WRITTEN INSTRUCTION: Would it be possible to write out each entry below exactly, without the pictures?

-- Start AVAILABLE DATA --

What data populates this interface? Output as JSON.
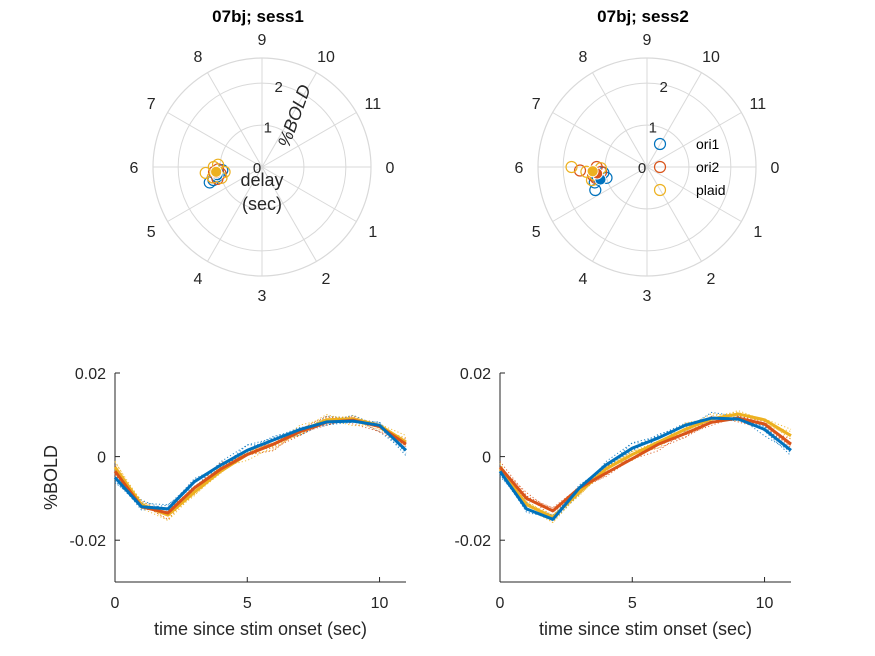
{
  "figure": {
    "colors": {
      "ori1": "#0072BD",
      "ori2": "#D95319",
      "plaid": "#EDB120",
      "grid": "#d9d9d9",
      "axis": "#262626"
    },
    "polar_titles": [
      "07bj; sess1",
      "07bj; sess2"
    ],
    "polar_angle_labels": [
      "0",
      "1",
      "2",
      "3",
      "4",
      "5",
      "6",
      "7",
      "8",
      "9",
      "10",
      "11"
    ],
    "polar_radius_labels": [
      "0",
      "1",
      "2"
    ],
    "polar_r_axis_label": "%BOLD",
    "polar_center_label_line1": "delay",
    "polar_center_label_line2": "(sec)",
    "legend": [
      "ori1",
      "ori2",
      "plaid"
    ],
    "line_xlabel": "time since stim onset (sec)",
    "line_ylabel": "%BOLD",
    "line_xticks": [
      "0",
      "5",
      "10"
    ],
    "line_yticks": [
      "0.02",
      "0",
      "-0.02"
    ]
  },
  "chart_data": [
    {
      "type": "scatter",
      "coordinate_system": "polar",
      "title": "07bj; sess1",
      "angle_unit": "delay (sec), 12 = full circle",
      "radius_label": "%BOLD",
      "rlim": [
        0,
        2.6
      ],
      "legend_placement": "none",
      "series": [
        {
          "name": "ori1",
          "angle": [
            5.7,
            5.45,
            5.6,
            5.85,
            5.5
          ],
          "radius": [
            1.05,
            1.3,
            1.1,
            0.95,
            1.2
          ],
          "mean": {
            "angle": 5.65,
            "radius": 1.08
          }
        },
        {
          "name": "ori2",
          "angle": [
            5.9,
            5.6,
            5.7,
            5.8,
            5.5
          ],
          "radius": [
            1.05,
            1.2,
            1.0,
            1.15,
            1.1
          ],
          "mean": {
            "angle": 5.75,
            "radius": 1.1
          }
        },
        {
          "name": "plaid",
          "angle": [
            5.8,
            6.0,
            5.6,
            5.75,
            6.1,
            5.5
          ],
          "radius": [
            1.35,
            1.15,
            1.2,
            0.9,
            1.05,
            1.0
          ],
          "mean": {
            "angle": 5.8,
            "radius": 1.1
          }
        }
      ]
    },
    {
      "type": "scatter",
      "coordinate_system": "polar",
      "title": "07bj; sess2",
      "angle_unit": "delay (sec), 12 = full circle",
      "rlim": [
        0,
        2.6
      ],
      "legend_placement": "east",
      "series": [
        {
          "name": "ori1",
          "angle": [
            5.45,
            5.6,
            5.75,
            5.2,
            5.5
          ],
          "radius": [
            1.3,
            1.2,
            1.05,
            1.35,
            1.0
          ],
          "mean": {
            "angle": 5.5,
            "radius": 1.15
          }
        },
        {
          "name": "ori2",
          "angle": [
            5.9,
            6.0,
            5.7,
            5.8,
            5.6
          ],
          "radius": [
            1.6,
            1.2,
            1.3,
            1.1,
            1.25
          ],
          "mean": {
            "angle": 5.75,
            "radius": 1.2
          }
        },
        {
          "name": "plaid",
          "angle": [
            6.0,
            5.85,
            5.7,
            5.55,
            5.95
          ],
          "radius": [
            1.8,
            1.45,
            1.25,
            1.35,
            1.1
          ],
          "mean": {
            "angle": 5.85,
            "radius": 1.3
          }
        }
      ]
    },
    {
      "type": "line",
      "title": "",
      "xlabel": "time since stim onset (sec)",
      "ylabel": "%BOLD",
      "xlim": [
        0,
        11
      ],
      "ylim": [
        -0.03,
        0.02
      ],
      "x": [
        0,
        1,
        2,
        3,
        4,
        5,
        6,
        7,
        8,
        9,
        10,
        11
      ],
      "series": [
        {
          "name": "ori1",
          "values": [
            -0.005,
            -0.012,
            -0.0125,
            -0.006,
            -0.002,
            0.0015,
            0.004,
            0.0065,
            0.0083,
            0.0085,
            0.0075,
            0.0015
          ]
        },
        {
          "name": "ori2",
          "values": [
            -0.0035,
            -0.012,
            -0.0135,
            -0.0075,
            -0.003,
            0.0005,
            0.003,
            0.006,
            0.0082,
            0.0087,
            0.0072,
            0.003
          ]
        },
        {
          "name": "plaid",
          "values": [
            -0.0025,
            -0.0115,
            -0.014,
            -0.0085,
            -0.0035,
            0.0005,
            0.003,
            0.006,
            0.0088,
            0.009,
            0.0075,
            0.0035
          ]
        }
      ],
      "individual_traces": "dotted, per-run"
    },
    {
      "type": "line",
      "title": "",
      "xlabel": "time since stim onset (sec)",
      "ylabel": "",
      "xlim": [
        0,
        11
      ],
      "ylim": [
        -0.03,
        0.02
      ],
      "x": [
        0,
        1,
        2,
        3,
        4,
        5,
        6,
        7,
        8,
        9,
        10,
        11
      ],
      "series": [
        {
          "name": "ori1",
          "values": [
            -0.0035,
            -0.0125,
            -0.015,
            -0.0075,
            -0.002,
            0.002,
            0.0045,
            0.0075,
            0.0092,
            0.009,
            0.0065,
            0.0015
          ]
        },
        {
          "name": "ori2",
          "values": [
            -0.0025,
            -0.01,
            -0.013,
            -0.0075,
            -0.004,
            -0.0005,
            0.003,
            0.0055,
            0.0082,
            0.0092,
            0.0078,
            0.003
          ]
        },
        {
          "name": "plaid",
          "values": [
            -0.003,
            -0.0115,
            -0.0145,
            -0.0085,
            -0.003,
            0.0005,
            0.0035,
            0.0065,
            0.009,
            0.0102,
            0.0088,
            0.005
          ]
        }
      ],
      "individual_traces": "dotted, per-run"
    }
  ]
}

-- End AVAILABLE DATA --

THE SOLUTION:
What data populates this interface? Output as JSON.
{
  "figure": {
    "colors": {
      "ori1": "#0072BD",
      "ori2": "#D95319",
      "plaid": "#EDB120",
      "grid": "#d9d9d9",
      "axis": "#262626"
    },
    "polar_titles": [
      "07bj; sess1",
      "07bj; sess2"
    ],
    "polar_angle_labels": [
      "0",
      "1",
      "2",
      "3",
      "4",
      "5",
      "6",
      "7",
      "8",
      "9",
      "10",
      "11"
    ],
    "polar_radius_labels": [
      "0",
      "1",
      "2"
    ],
    "polar_r_axis_label": "%BOLD",
    "polar_center_label_line1": "delay",
    "polar_center_label_line2": "(sec)",
    "legend": [
      "ori1",
      "ori2",
      "plaid"
    ],
    "line_xlabel": "time since stim onset (sec)",
    "line_ylabel": "%BOLD",
    "line_xticks": [
      "0",
      "5",
      "10"
    ],
    "line_yticks": [
      "0.02",
      "0",
      "-0.02"
    ]
  },
  "chart_data": [
    {
      "type": "scatter",
      "coordinate_system": "polar",
      "title": "07bj; sess1",
      "angle_unit": "delay (sec), 12 = full circle",
      "radius_label": "%BOLD",
      "rlim": [
        0,
        2.6
      ],
      "legend_placement": "none",
      "series": [
        {
          "name": "ori1",
          "angle": [
            5.7,
            5.45,
            5.6,
            5.85,
            5.5
          ],
          "radius": [
            1.05,
            1.3,
            1.1,
            0.95,
            1.2
          ],
          "mean": {
            "angle": 5.65,
            "radius": 1.08
          }
        },
        {
          "name": "ori2",
          "angle": [
            5.9,
            5.6,
            5.7,
            5.8,
            5.5
          ],
          "radius": [
            1.05,
            1.2,
            1.0,
            1.15,
            1.1
          ],
          "mean": {
            "angle": 5.75,
            "radius": 1.1
          }
        },
        {
          "name": "plaid",
          "angle": [
            5.8,
            6.0,
            5.6,
            5.75,
            6.1,
            5.5
          ],
          "radius": [
            1.35,
            1.15,
            1.2,
            0.9,
            1.05,
            1.0
          ],
          "mean": {
            "angle": 5.8,
            "radius": 1.1
          }
        }
      ]
    },
    {
      "type": "scatter",
      "coordinate_system": "polar",
      "title": "07bj; sess2",
      "angle_unit": "delay (sec), 12 = full circle",
      "rlim": [
        0,
        2.6
      ],
      "legend_placement": "east",
      "series": [
        {
          "name": "ori1",
          "angle": [
            5.45,
            5.6,
            5.75,
            5.2,
            5.5
          ],
          "radius": [
            1.3,
            1.2,
            1.05,
            1.35,
            1.0
          ],
          "mean": {
            "angle": 5.5,
            "radius": 1.15
          }
        },
        {
          "name": "ori2",
          "angle": [
            5.9,
            6.0,
            5.7,
            5.8,
            5.6
          ],
          "radius": [
            1.6,
            1.2,
            1.3,
            1.1,
            1.25
          ],
          "mean": {
            "angle": 5.75,
            "radius": 1.2
          }
        },
        {
          "name": "plaid",
          "angle": [
            6.0,
            5.85,
            5.7,
            5.55,
            5.95
          ],
          "radius": [
            1.8,
            1.45,
            1.25,
            1.35,
            1.1
          ],
          "mean": {
            "angle": 5.85,
            "radius": 1.3
          }
        }
      ]
    },
    {
      "type": "line",
      "title": "",
      "xlabel": "time since stim onset (sec)",
      "ylabel": "%BOLD",
      "xlim": [
        0,
        11
      ],
      "ylim": [
        -0.03,
        0.02
      ],
      "x": [
        0,
        1,
        2,
        3,
        4,
        5,
        6,
        7,
        8,
        9,
        10,
        11
      ],
      "series": [
        {
          "name": "ori1",
          "values": [
            -0.005,
            -0.012,
            -0.0125,
            -0.006,
            -0.002,
            0.0015,
            0.004,
            0.0065,
            0.0083,
            0.0085,
            0.0075,
            0.0015
          ]
        },
        {
          "name": "ori2",
          "values": [
            -0.0035,
            -0.012,
            -0.0135,
            -0.0075,
            -0.003,
            0.0005,
            0.003,
            0.006,
            0.0082,
            0.0087,
            0.0072,
            0.003
          ]
        },
        {
          "name": "plaid",
          "values": [
            -0.0025,
            -0.0115,
            -0.014,
            -0.0085,
            -0.0035,
            0.0005,
            0.003,
            0.006,
            0.0088,
            0.009,
            0.0075,
            0.0035
          ]
        }
      ],
      "individual_traces": "dotted, per-run"
    },
    {
      "type": "line",
      "title": "",
      "xlabel": "time since stim onset (sec)",
      "ylabel": "",
      "xlim": [
        0,
        11
      ],
      "ylim": [
        -0.03,
        0.02
      ],
      "x": [
        0,
        1,
        2,
        3,
        4,
        5,
        6,
        7,
        8,
        9,
        10,
        11
      ],
      "series": [
        {
          "name": "ori1",
          "values": [
            -0.0035,
            -0.0125,
            -0.015,
            -0.0075,
            -0.002,
            0.002,
            0.0045,
            0.0075,
            0.0092,
            0.009,
            0.0065,
            0.0015
          ]
        },
        {
          "name": "ori2",
          "values": [
            -0.0025,
            -0.01,
            -0.013,
            -0.0075,
            -0.004,
            -0.0005,
            0.003,
            0.0055,
            0.0082,
            0.0092,
            0.0078,
            0.003
          ]
        },
        {
          "name": "plaid",
          "values": [
            -0.003,
            -0.0115,
            -0.0145,
            -0.0085,
            -0.003,
            0.0005,
            0.0035,
            0.0065,
            0.009,
            0.0102,
            0.0088,
            0.005
          ]
        }
      ],
      "individual_traces": "dotted, per-run"
    }
  ]
}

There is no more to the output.